# Direction
Exactly repeat the full listing that follows.

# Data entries
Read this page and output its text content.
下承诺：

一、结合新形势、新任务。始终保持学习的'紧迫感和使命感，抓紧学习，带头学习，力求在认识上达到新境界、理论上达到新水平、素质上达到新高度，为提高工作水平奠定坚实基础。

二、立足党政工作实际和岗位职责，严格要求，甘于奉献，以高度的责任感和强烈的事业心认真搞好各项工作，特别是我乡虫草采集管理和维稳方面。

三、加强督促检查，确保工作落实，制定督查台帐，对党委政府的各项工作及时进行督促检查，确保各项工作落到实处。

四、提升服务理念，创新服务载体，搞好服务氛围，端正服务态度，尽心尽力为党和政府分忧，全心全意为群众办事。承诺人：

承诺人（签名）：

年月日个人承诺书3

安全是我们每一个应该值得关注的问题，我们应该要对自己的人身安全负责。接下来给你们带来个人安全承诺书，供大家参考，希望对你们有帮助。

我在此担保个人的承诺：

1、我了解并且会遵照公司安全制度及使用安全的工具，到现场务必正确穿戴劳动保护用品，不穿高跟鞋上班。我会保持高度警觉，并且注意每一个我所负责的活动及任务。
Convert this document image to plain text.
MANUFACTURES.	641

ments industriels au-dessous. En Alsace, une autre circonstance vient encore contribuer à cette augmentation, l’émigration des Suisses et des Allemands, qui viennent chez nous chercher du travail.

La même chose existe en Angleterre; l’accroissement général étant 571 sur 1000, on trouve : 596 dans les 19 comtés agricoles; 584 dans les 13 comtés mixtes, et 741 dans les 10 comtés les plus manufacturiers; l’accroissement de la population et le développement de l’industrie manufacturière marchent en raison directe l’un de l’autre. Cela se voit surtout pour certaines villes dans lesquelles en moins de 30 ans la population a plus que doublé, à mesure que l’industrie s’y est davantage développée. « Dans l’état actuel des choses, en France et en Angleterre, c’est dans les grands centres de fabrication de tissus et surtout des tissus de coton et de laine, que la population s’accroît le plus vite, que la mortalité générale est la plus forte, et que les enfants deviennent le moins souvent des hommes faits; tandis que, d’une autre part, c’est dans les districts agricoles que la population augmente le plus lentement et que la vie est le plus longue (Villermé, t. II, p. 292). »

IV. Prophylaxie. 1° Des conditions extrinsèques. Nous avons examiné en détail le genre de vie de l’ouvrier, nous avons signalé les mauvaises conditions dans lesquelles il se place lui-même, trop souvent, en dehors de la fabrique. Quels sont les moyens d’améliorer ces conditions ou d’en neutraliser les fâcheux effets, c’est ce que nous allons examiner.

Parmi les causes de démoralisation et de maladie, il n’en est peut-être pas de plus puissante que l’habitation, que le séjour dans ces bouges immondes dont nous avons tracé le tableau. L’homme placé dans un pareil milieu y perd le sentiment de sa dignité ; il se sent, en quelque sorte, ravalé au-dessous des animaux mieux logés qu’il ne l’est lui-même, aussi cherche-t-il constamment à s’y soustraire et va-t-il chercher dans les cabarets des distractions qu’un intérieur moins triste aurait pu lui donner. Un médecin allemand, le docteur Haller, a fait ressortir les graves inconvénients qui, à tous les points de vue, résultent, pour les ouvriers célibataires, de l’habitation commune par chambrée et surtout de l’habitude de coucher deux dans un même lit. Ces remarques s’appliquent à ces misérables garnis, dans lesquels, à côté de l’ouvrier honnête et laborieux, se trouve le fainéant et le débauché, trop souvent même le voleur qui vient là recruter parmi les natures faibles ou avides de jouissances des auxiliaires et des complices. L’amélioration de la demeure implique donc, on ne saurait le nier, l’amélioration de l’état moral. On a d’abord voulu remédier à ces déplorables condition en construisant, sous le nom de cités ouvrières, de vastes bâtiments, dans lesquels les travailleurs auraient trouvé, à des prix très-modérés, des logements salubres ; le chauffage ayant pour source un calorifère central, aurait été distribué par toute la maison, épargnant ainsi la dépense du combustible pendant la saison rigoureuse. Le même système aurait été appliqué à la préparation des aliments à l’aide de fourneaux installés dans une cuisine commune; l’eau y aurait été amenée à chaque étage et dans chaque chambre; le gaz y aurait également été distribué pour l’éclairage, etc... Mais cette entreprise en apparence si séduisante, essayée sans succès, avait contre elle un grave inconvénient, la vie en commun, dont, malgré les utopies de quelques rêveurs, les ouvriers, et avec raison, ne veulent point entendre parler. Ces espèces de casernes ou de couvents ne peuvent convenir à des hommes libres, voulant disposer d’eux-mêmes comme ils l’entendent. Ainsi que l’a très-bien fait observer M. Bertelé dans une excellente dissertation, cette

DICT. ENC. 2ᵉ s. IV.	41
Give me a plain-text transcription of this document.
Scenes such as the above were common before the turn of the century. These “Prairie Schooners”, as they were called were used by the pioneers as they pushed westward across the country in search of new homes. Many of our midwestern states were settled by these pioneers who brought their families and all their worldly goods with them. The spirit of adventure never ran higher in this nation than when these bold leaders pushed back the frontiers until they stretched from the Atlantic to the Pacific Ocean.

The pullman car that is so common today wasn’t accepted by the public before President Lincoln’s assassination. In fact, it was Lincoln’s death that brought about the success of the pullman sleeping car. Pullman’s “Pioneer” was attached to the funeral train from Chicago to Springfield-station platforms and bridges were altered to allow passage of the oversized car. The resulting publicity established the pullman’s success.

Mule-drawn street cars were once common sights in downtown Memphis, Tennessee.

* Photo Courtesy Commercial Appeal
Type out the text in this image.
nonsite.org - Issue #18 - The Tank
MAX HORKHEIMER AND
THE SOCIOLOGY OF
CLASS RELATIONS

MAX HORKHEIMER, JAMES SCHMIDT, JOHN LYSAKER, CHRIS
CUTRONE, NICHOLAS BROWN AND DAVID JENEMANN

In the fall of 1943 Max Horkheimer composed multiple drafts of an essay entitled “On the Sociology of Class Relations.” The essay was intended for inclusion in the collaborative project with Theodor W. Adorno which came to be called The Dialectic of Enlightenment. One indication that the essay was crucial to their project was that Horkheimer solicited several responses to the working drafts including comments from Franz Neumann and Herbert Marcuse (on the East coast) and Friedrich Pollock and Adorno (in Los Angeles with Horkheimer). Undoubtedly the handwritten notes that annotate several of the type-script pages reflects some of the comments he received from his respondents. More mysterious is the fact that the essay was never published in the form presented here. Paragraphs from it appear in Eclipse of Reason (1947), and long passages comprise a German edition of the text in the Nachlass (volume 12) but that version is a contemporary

# Right answer
Read this page and output its text content.
下承诺：

一、结合新形势、新任务。始终保持学习的'紧迫感和使命感，抓紧学习，带头学习，力求在认识上达到新境界、理论上达到新水平、素质上达到新高度，为提高工作水平奠定坚实基础。

二、立足党政工作实际和岗位职责，严格要求，甘于奉献，以高度的责任感和强烈的事业心认真搞好各项工作，特别是我乡虫草采集管理和维稳方面。

三、加强督促检查，确保工作落实，制定督查台帐，对党委政府的各项工作及时进行督促检查，确保各项工作落到实处。

四、提升服务理念，创新服务载体，搞好服务氛围，端正服务态度，尽心尽力为党和政府分忧，全心全意为群众办事。承诺人：

承诺人（签名）：

年月日个人承诺书3

安全是我们每一个应该值得关注的问题，我们应该要对自己的人身安全负责。接下来给你们带来个人安全承诺书，供大家参考，希望对你们有帮助。

我在此担保个人的承诺：

1、我了解并且会遵照公司安全制度及使用安全的工具，到现场务必正确穿戴劳动保护用品，不穿高跟鞋上班。我会保持高度警觉，并且注意每一个我所负责的活动及任务。
Convert this document image to plain text.
MANUFACTURES.	641

ments industriels au-dessous. En Alsace, une autre circonstance vient encore contribuer à cette augmentation, l’émigration des Suisses et des Allemands, qui viennent chez nous chercher du travail.

La même chose existe en Angleterre; l’accroissement général étant 571 sur 1000, on trouve : 596 dans les 19 comtés agricoles; 584 dans les 13 comtés mixtes, et 741 dans les 10 comtés les plus manufacturiers; l’accroissement de la population et le développement de l’industrie manufacturière marchent en raison directe l’un de l’autre. Cela se voit surtout pour certaines villes dans lesquelles en moins de 30 ans la population a plus que doublé, à mesure que l’industrie s’y est davantage développée. « Dans l’état actuel des choses, en France et en Angleterre, c’est dans les grands centres de fabrication de tissus et surtout des tissus de coton et de laine, que la population s’accroît le plus vite, que la mortalité générale est la plus forte, et que les enfants deviennent le moins souvent des hommes faits; tandis que, d’une autre part, c’est dans les districts agricoles que la population augmente le plus lentement et que la vie est le plus longue (Villermé, t. II, p. 292). »

IV. Prophylaxie. 1° Des conditions extrinsèques. Nous avons examiné en détail le genre de vie de l’ouvrier, nous avons signalé les mauvaises conditions dans lesquelles il se place lui-même, trop souvent, en dehors de la fabrique. Quels sont les moyens d’améliorer ces conditions ou d’en neutraliser les fâcheux effets, c’est ce que nous allons examiner.

Parmi les causes de démoralisation et de maladie, il n’en est peut-être pas de plus puissante que l’habitation, que le séjour dans ces bouges immondes dont nous avons tracé le tableau. L’homme placé dans un pareil milieu y perd le sentiment de sa dignité ; il se sent, en quelque sorte, ravalé au-dessous des animaux mieux logés qu’il ne l’est lui-même, aussi cherche-t-il constamment à s’y soustraire et va-t-il chercher dans les cabarets des distractions qu’un intérieur moins triste aurait pu lui donner. Un médecin allemand, le docteur Haller, a fait ressortir les graves inconvénients qui, à tous les points de vue, résultent, pour les ouvriers célibataires, de l’habitation commune par chambrée et surtout de l’habitude de coucher deux dans un même lit. Ces remarques s’appliquent à ces misérables garnis, dans lesquels, à côté de l’ouvrier honnête et laborieux, se trouve le fainéant et le débauché, trop souvent même le voleur qui vient là recruter parmi les natures faibles ou avides de jouissances des auxiliaires et des complices. L’amélioration de la demeure implique donc, on ne saurait le nier, l’amélioration de l’état moral. On a d’abord voulu remédier à ces déplorables condition en construisant, sous le nom de cités ouvrières, de vastes bâtiments, dans lesquels les travailleurs auraient trouvé, à des prix très-modérés, des logements salubres ; le chauffage ayant pour source un calorifère central, aurait été distribué par toute la maison, épargnant ainsi la dépense du combustible pendant la saison rigoureuse. Le même système aurait été appliqué à la préparation des aliments à l’aide de fourneaux installés dans une cuisine commune; l’eau y aurait été amenée à chaque étage et dans chaque chambre; le gaz y aurait également été distribué pour l’éclairage, etc... Mais cette entreprise en apparence si séduisante, essayée sans succès, avait contre elle un grave inconvénient, la vie en commun, dont, malgré les utopies de quelques rêveurs, les ouvriers, et avec raison, ne veulent point entendre parler. Ces espèces de casernes ou de couvents ne peuvent convenir à des hommes libres, voulant disposer d’eux-mêmes comme ils l’entendent. Ainsi que l’a très-bien fait observer M. Bertelé dans une excellente dissertation, cette

DICT. ENC. 2ᵉ s. IV.	41
Give me a plain-text transcription of this document.
Scenes such as the above were common before the turn of the century. These “Prairie Schooners”, as they were called were used by the pioneers as they pushed westward across the country in search of new homes. Many of our midwestern states were settled by these pioneers who brought their families and all their worldly goods with them. The spirit of adventure never ran higher in this nation than when these bold leaders pushed back the frontiers until they stretched from the Atlantic to the Pacific Ocean.

The pullman car that is so common today wasn’t accepted by the public before President Lincoln’s assassination. In fact, it was Lincoln’s death that brought about the success of the pullman sleeping car. Pullman’s “Pioneer” was attached to the funeral train from Chicago to Springfield-station platforms and bridges were altered to allow passage of the oversized car. The resulting publicity established the pullman’s success.

Mule-drawn street cars were once common sights in downtown Memphis, Tennessee.

* Photo Courtesy Commercial Appeal
Type out the text in this image.
nonsite.org - Issue #18 - The Tank
MAX HORKHEIMER AND
THE SOCIOLOGY OF
CLASS RELATIONS

MAX HORKHEIMER, JAMES SCHMIDT, JOHN LYSAKER, CHRIS
CUTRONE, NICHOLAS BROWN AND DAVID JENEMANN

In the fall of 1943 Max Horkheimer composed multiple drafts of an essay entitled “On the Sociology of Class Relations.” The essay was intended for inclusion in the collaborative project with Theodor W. Adorno which came to be called The Dialectic of Enlightenment. One indication that the essay was crucial to their project was that Horkheimer solicited several responses to the working drafts including comments from Franz Neumann and Herbert Marcuse (on the East coast) and Friedrich Pollock and Adorno (in Los Angeles with Horkheimer). Undoubtedly the handwritten notes that annotate several of the type-script pages reflects some of the comments he received from his respondents. More mysterious is the fact that the essay was never published in the form presented here. Paragraphs from it appear in Eclipse of Reason (1947), and long passages comprise a German edition of the text in the Nachlass (volume 12) but that version is a contemporary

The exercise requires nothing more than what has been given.